▸ EXERCISE DESCRIPTION:
Exclude the pictures; give every entry again exactly as written.

--- DATASET CONTENT ---

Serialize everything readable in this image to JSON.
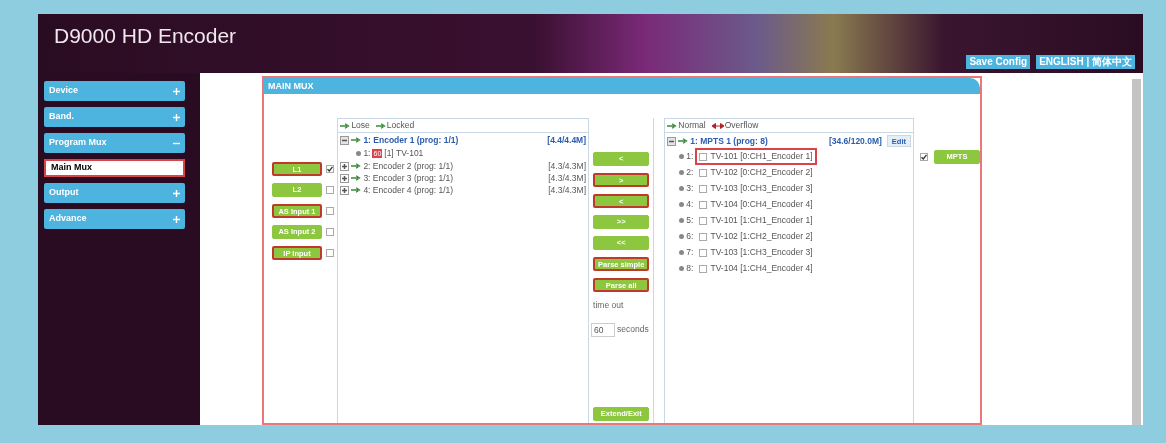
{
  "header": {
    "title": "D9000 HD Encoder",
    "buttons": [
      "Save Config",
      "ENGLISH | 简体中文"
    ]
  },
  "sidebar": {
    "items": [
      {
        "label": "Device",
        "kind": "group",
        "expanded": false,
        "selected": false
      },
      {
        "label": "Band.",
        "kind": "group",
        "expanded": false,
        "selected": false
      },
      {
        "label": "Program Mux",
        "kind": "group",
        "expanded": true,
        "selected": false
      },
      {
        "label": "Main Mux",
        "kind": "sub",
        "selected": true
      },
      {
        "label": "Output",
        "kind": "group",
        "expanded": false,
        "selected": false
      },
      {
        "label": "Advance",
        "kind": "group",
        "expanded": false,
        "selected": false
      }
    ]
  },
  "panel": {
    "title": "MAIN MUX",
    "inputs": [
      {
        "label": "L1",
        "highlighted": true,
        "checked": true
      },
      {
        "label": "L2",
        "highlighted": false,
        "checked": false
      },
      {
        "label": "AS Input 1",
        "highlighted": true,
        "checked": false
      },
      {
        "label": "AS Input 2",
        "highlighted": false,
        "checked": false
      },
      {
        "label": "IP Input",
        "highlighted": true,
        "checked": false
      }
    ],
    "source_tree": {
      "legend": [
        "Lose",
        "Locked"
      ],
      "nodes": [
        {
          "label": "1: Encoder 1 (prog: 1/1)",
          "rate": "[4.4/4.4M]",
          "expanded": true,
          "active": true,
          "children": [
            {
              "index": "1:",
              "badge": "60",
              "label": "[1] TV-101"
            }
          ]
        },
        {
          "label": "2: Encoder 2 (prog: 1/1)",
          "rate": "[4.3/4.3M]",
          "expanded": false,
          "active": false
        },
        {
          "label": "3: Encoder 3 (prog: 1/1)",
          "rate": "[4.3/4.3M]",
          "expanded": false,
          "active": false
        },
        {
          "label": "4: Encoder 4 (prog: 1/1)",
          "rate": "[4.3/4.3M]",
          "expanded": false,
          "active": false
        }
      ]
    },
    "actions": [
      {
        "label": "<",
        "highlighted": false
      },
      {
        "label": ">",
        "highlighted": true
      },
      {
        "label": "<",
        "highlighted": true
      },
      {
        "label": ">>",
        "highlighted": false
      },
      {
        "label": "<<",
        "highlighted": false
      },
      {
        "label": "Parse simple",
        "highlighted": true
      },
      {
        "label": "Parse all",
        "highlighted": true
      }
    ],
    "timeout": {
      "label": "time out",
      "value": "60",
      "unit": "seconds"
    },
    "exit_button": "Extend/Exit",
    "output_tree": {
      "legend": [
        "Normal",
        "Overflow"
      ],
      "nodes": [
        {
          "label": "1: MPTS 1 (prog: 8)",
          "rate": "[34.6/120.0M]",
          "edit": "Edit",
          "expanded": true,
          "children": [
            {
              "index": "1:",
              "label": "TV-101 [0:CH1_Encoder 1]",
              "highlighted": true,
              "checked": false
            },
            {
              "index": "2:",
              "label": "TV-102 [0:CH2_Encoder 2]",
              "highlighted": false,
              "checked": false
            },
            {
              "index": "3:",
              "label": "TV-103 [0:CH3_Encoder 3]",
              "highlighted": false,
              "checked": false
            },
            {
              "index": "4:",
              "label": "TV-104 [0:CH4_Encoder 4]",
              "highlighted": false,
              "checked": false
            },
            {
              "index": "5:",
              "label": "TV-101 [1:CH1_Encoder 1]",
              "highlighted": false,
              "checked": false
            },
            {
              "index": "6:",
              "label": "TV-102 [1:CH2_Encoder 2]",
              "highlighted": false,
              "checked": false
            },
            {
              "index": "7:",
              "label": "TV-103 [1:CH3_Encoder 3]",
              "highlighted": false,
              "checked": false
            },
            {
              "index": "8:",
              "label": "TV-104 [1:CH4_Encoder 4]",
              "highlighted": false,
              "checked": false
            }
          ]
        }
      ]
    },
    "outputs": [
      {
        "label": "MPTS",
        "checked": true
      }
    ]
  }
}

---

▸ COMPLETE RESPONSE:
Serialize everything readable in this image to JSON.
{
  "header": {
    "title": "D9000 HD Encoder",
    "buttons": [
      "Save Config",
      "ENGLISH | 简体中文"
    ]
  },
  "sidebar": {
    "items": [
      {
        "label": "Device",
        "kind": "group",
        "expanded": false,
        "selected": false
      },
      {
        "label": "Band.",
        "kind": "group",
        "expanded": false,
        "selected": false
      },
      {
        "label": "Program Mux",
        "kind": "group",
        "expanded": true,
        "selected": false
      },
      {
        "label": "Main Mux",
        "kind": "sub",
        "selected": true
      },
      {
        "label": "Output",
        "kind": "group",
        "expanded": false,
        "selected": false
      },
      {
        "label": "Advance",
        "kind": "group",
        "expanded": false,
        "selected": false
      }
    ]
  },
  "panel": {
    "title": "MAIN MUX",
    "inputs": [
      {
        "label": "L1",
        "highlighted": true,
        "checked": true
      },
      {
        "label": "L2",
        "highlighted": false,
        "checked": false
      },
      {
        "label": "AS Input 1",
        "highlighted": true,
        "checked": false
      },
      {
        "label": "AS Input 2",
        "highlighted": false,
        "checked": false
      },
      {
        "label": "IP Input",
        "highlighted": true,
        "checked": false
      }
    ],
    "source_tree": {
      "legend": [
        "Lose",
        "Locked"
      ],
      "nodes": [
        {
          "label": "1: Encoder 1 (prog: 1/1)",
          "rate": "[4.4/4.4M]",
          "expanded": true,
          "active": true,
          "children": [
            {
              "index": "1:",
              "badge": "60",
              "label": "[1] TV-101"
            }
          ]
        },
        {
          "label": "2: Encoder 2 (prog: 1/1)",
          "rate": "[4.3/4.3M]",
          "expanded": false,
          "active": false
        },
        {
          "label": "3: Encoder 3 (prog: 1/1)",
          "rate": "[4.3/4.3M]",
          "expanded": false,
          "active": false
        },
        {
          "label": "4: Encoder 4 (prog: 1/1)",
          "rate": "[4.3/4.3M]",
          "expanded": false,
          "active": false
        }
      ]
    },
    "actions": [
      {
        "label": "<",
        "highlighted": false
      },
      {
        "label": ">",
        "highlighted": true
      },
      {
        "label": "<",
        "highlighted": true
      },
      {
        "label": ">>",
        "highlighted": false
      },
      {
        "label": "<<",
        "highlighted": false
      },
      {
        "label": "Parse simple",
        "highlighted": true
      },
      {
        "label": "Parse all",
        "highlighted": true
      }
    ],
    "timeout": {
      "label": "time out",
      "value": "60",
      "unit": "seconds"
    },
    "exit_button": "Extend/Exit",
    "output_tree": {
      "legend": [
        "Normal",
        "Overflow"
      ],
      "nodes": [
        {
          "label": "1: MPTS 1 (prog: 8)",
          "rate": "[34.6/120.0M]",
          "edit": "Edit",
          "expanded": true,
          "children": [
            {
              "index": "1:",
              "label": "TV-101 [0:CH1_Encoder 1]",
              "highlighted": true,
              "checked": false
            },
            {
              "index": "2:",
              "label": "TV-102 [0:CH2_Encoder 2]",
              "highlighted": false,
              "checked": false
            },
            {
              "index": "3:",
              "label": "TV-103 [0:CH3_Encoder 3]",
              "highlighted": false,
              "checked": false
            },
            {
              "index": "4:",
              "label": "TV-104 [0:CH4_Encoder 4]",
              "highlighted": false,
              "checked": false
            },
            {
              "index": "5:",
              "label": "TV-101 [1:CH1_Encoder 1]",
              "highlighted": false,
              "checked": false
            },
            {
              "index": "6:",
              "label": "TV-102 [1:CH2_Encoder 2]",
              "highlighted": false,
              "checked": false
            },
            {
              "index": "7:",
              "label": "TV-103 [1:CH3_Encoder 3]",
              "highlighted": false,
              "checked": false
            },
            {
              "index": "8:",
              "label": "TV-104 [1:CH4_Encoder 4]",
              "highlighted": false,
              "checked": false
            }
          ]
        }
      ]
    },
    "outputs": [
      {
        "label": "MPTS",
        "checked": true
      }
    ]
  }
}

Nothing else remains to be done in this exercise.